--- YOUR OBJECTIVE ---
Copy whichever lines contain the string "accounting".

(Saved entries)

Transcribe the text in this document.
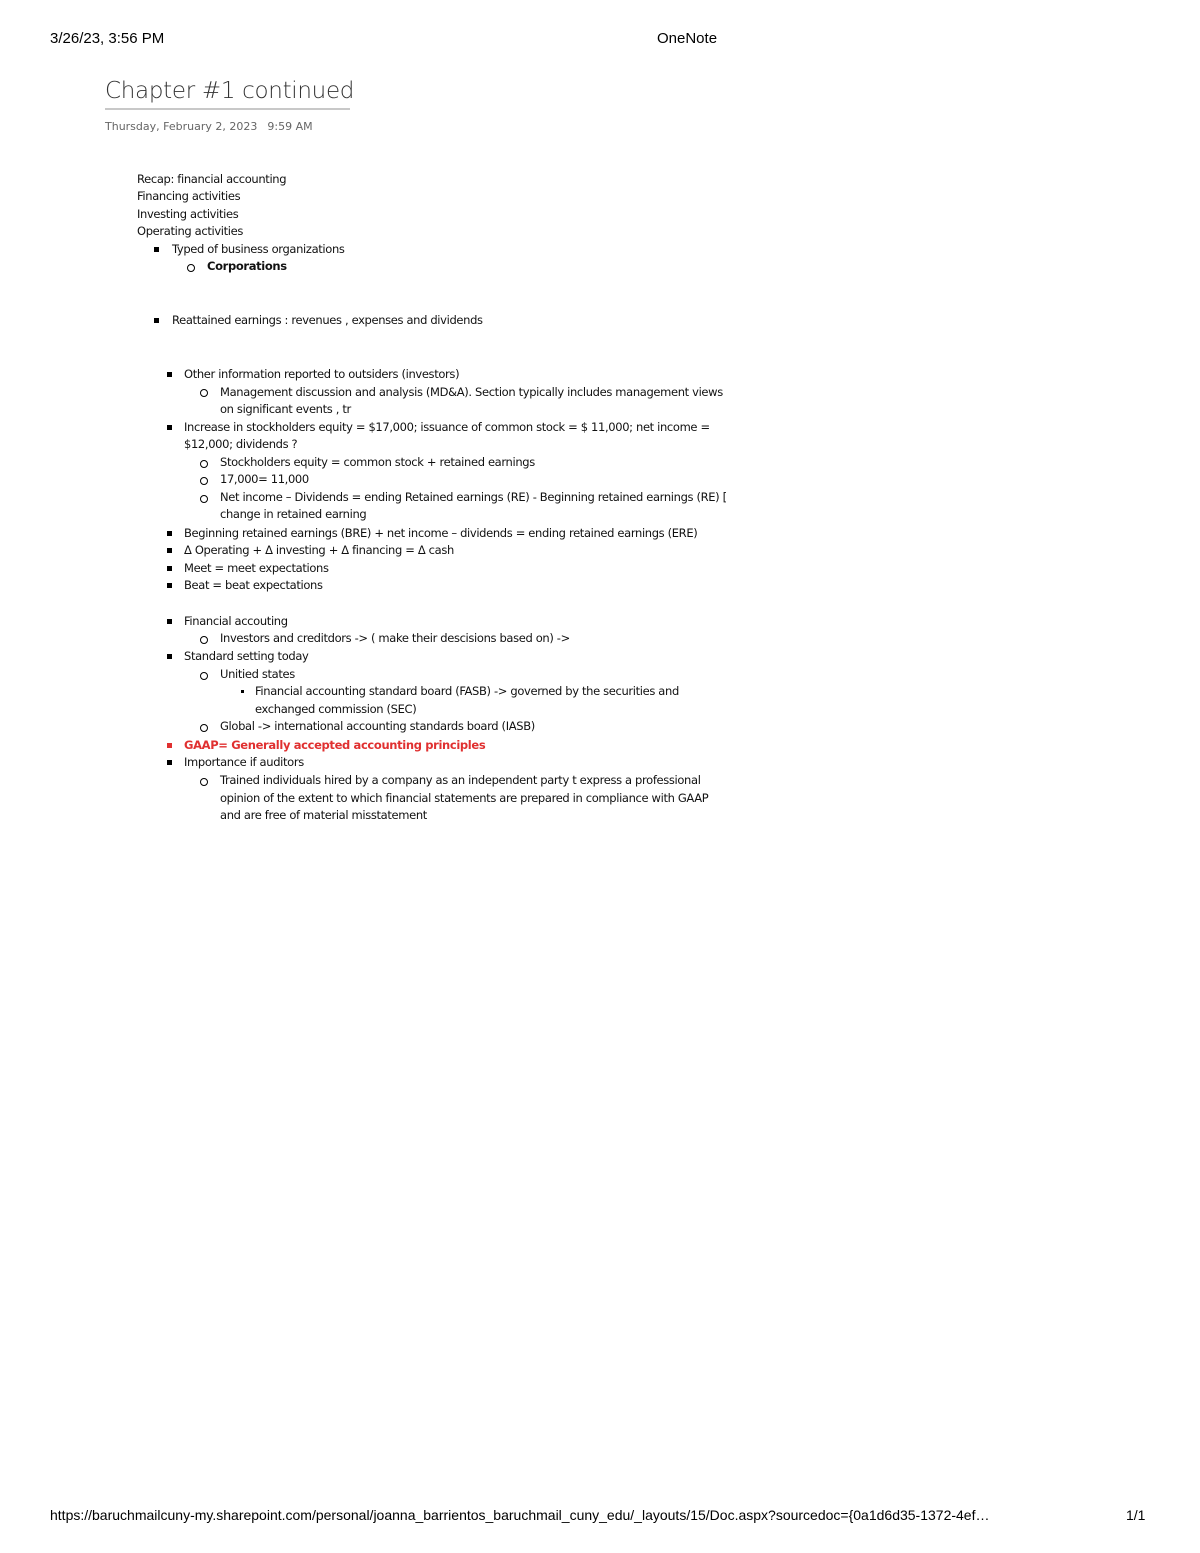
3/26/23, 3:56 PM	OneNote
Chapter #1 continued
Thursday, February 2, 2023 9:59 AM
Recap: financial accounting
Financing activities
Investing activities
Operating activities
Typed of business organizations
Corporations
Reattained earnings : revenues , expenses and dividends
Other information reported to outsiders (investors)
Management discussion and analysis (MD&A). Section typically includes management views
on significant events , tr
Increase in stockholders equity = $17,000; issuance of common stock = $ 11,000; net income =
$12,000; dividends ?
Stockholders equity = common stock + retained earnings
17,000= 11,000
Net income – Dividends = ending Retained earnings (RE) - Beginning retained earnings (RE) [
change in retained earning
Beginning retained earnings (BRE) + net income – dividends = ending retained earnings (ERE)
Δ Operating + Δ investing + Δ financing = Δ cash
Meet = meet expectations
Beat = beat expectations
Financial accouting
Investors and creditdors -> ( make their descisions based on) ->
Standard setting today
Unitied states
Financial accounting standard board (FASB) -> governed by the securities and
exchanged commission (SEC)
Global -> international accounting standards board (IASB)
GAAP= Generally accepted accounting principles
Importance if auditors
Trained individuals hired by a company as an independent party t express a professional
opinion of the extent to which financial statements are prepared in compliance with GAAP
and are free of material misstatement
https://baruchmailcuny-my.sharepoint.com/personal/joanna_barrientos_baruchmail_cuny_edu/_layouts/15/Doc.aspx?sourcedoc={0a1d6d35-1372-4ef…	1/1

--- THE COMPLETED TASK ---
Recap: financial accounting
Financial accounting standard board (FASB) -> governed by the securities and
Global -> international accounting standards board (IASB)
GAAP= Generally accepted accounting principles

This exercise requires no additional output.